Fatalidad y vindicación del egoísmo. Los hombres son egoístas involuntarios a su pesar, no consecuentes como Stirner exige. Con tal de rehuirse están constantemente dispuestos a venerar tótems y temer tabús que ellos mismos disponen, y además a ahormar su actos a la medida de las fábulas que fatalmente se cuentan. “Lo sagrado sólo existe para el egoísta que no se reconoce a sí mismo, el egoísta involuntario, para él, que siempre se ocupa de lo suyo y, sin embargo, no se tiene por el ser supremo, que sólo se sirve a sí mismo y al mismo tiempo cree servir a un ser superior, que no conoce nada superior a él y, no obstante, se entusiasma por lo elevado, en suma, sólo existen para el egoísta que no quisiera ser egoísta, y se humilla, esto es, lucha contra su egoísmo y, sin embargo, sólo se humilla ‘para elevarse’, es decir, para satisfacer su egoísmo. Como quiere dejar de ser egoísta, busca por todo el cielo y la tierra seres elevados a los que servir y por los que sacrificarse; pero por más que se esfuerza y martiriza todo lo hace por amor a sí mismo, y el desacreditado egoísmo no se separa de él. Por eso le llamo el egoísta involuntario.” (69)

Entradas del conjunto de datos de diseño

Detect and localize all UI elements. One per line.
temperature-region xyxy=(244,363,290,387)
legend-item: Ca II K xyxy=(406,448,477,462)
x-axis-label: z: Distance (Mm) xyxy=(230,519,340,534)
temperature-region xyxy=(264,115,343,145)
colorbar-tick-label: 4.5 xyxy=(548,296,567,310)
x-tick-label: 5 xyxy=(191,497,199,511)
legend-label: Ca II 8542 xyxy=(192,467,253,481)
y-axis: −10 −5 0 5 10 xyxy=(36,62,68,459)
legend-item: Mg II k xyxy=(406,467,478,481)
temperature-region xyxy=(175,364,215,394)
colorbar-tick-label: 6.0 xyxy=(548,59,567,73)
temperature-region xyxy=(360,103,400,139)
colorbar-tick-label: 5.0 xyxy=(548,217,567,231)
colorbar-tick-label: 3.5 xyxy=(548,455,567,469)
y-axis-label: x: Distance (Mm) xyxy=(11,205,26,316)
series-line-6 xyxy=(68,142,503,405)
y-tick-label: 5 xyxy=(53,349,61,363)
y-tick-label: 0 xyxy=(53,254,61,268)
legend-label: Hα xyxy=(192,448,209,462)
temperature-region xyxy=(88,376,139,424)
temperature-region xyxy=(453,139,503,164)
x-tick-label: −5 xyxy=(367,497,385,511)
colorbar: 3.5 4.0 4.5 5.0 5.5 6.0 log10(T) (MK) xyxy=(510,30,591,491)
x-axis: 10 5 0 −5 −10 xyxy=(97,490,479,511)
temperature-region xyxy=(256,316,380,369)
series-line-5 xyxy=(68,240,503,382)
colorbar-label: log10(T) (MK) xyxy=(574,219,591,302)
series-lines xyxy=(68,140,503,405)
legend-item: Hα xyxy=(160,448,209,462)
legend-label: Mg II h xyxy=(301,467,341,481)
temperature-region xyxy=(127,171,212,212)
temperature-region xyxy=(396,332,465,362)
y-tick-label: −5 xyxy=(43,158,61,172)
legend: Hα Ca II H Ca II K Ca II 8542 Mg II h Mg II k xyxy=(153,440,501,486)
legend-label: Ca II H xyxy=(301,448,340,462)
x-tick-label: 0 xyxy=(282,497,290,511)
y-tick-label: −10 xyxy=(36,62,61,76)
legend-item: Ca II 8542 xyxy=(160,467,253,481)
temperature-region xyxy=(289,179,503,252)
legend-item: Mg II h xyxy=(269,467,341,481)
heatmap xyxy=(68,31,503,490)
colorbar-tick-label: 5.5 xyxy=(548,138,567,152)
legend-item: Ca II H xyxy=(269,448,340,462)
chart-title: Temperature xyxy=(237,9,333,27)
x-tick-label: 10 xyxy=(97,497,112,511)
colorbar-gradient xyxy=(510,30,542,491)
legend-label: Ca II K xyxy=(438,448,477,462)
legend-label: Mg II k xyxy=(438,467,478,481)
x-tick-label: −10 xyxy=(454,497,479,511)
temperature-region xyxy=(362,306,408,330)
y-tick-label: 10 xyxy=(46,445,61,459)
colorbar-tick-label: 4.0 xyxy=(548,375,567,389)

## TAREA 1
Contesta estas preguntas sobre el fragmento acerca del egoísmo:
(a) ¿Qué clase de egoístas exige Stirner que sean los hombres?
(b) ¿Qué están dispuestos a venerar y a temer los hombres con tal de rehuirse?
(c) ¿Qué busca por todo el cielo y la tierra el egoísta que quiere dejar de serlo?
## TAREA 2
Edita el listado desde su primera línea hasta la línea que contiene "series-lines xyxy=(68,140,503,405)", ambas incluidas. Devuelve solo esas líneas, con "temperature-region" cambiado por "zona-temperatura" y todo lo demás igual.
El fragmento y el listado no tienen nada que ver entre sí.

## RESPUESTA FINAL 1
(a) Egoístas consecuentes.
(b) Tótems y tabús que ellos mismos disponen.
(c) Seres elevados a los que servir y por los que sacrificarse.

## RESPUESTA FINAL 2
Detect and localize all UI elements. One per line.
zona-temperatura xyxy=(244,363,290,387)
legend-item: Ca II K xyxy=(406,448,477,462)
x-axis-label: z: Distance (Mm) xyxy=(230,519,340,534)
zona-temperatura xyxy=(264,115,343,145)
colorbar-tick-label: 4.5 xyxy=(548,296,567,310)
x-tick-label: 5 xyxy=(191,497,199,511)
legend-label: Ca II 8542 xyxy=(192,467,253,481)
y-axis: −10 −5 0 5 10 xyxy=(36,62,68,459)
legend-item: Mg II k xyxy=(406,467,478,481)
zona-temperatura xyxy=(175,364,215,394)
colorbar-tick-label: 6.0 xyxy=(548,59,567,73)
zona-temperatura xyxy=(360,103,400,139)
colorbar-tick-label: 5.0 xyxy=(548,217,567,231)
colorbar-tick-label: 3.5 xyxy=(548,455,567,469)
y-axis-label: x: Distance (Mm) xyxy=(11,205,26,316)
series-line-6 xyxy=(68,142,503,405)
y-tick-label: 5 xyxy=(53,349,61,363)
y-tick-label: 0 xyxy=(53,254,61,268)
legend-label: Hα xyxy=(192,448,209,462)
zona-temperatura xyxy=(88,376,139,424)
zona-temperatura xyxy=(453,139,503,164)
x-tick-label: −5 xyxy=(367,497,385,511)
colorbar: 3.5 4.0 4.5 5.0 5.5 6.0 log10(T) (MK) xyxy=(510,30,591,491)
x-axis: 10 5 0 −5 −10 xyxy=(97,490,479,511)
zona-temperatura xyxy=(256,316,380,369)
series-line-5 xyxy=(68,240,503,382)
colorbar-label: log10(T) (MK) xyxy=(574,219,591,302)
series-lines xyxy=(68,140,503,405)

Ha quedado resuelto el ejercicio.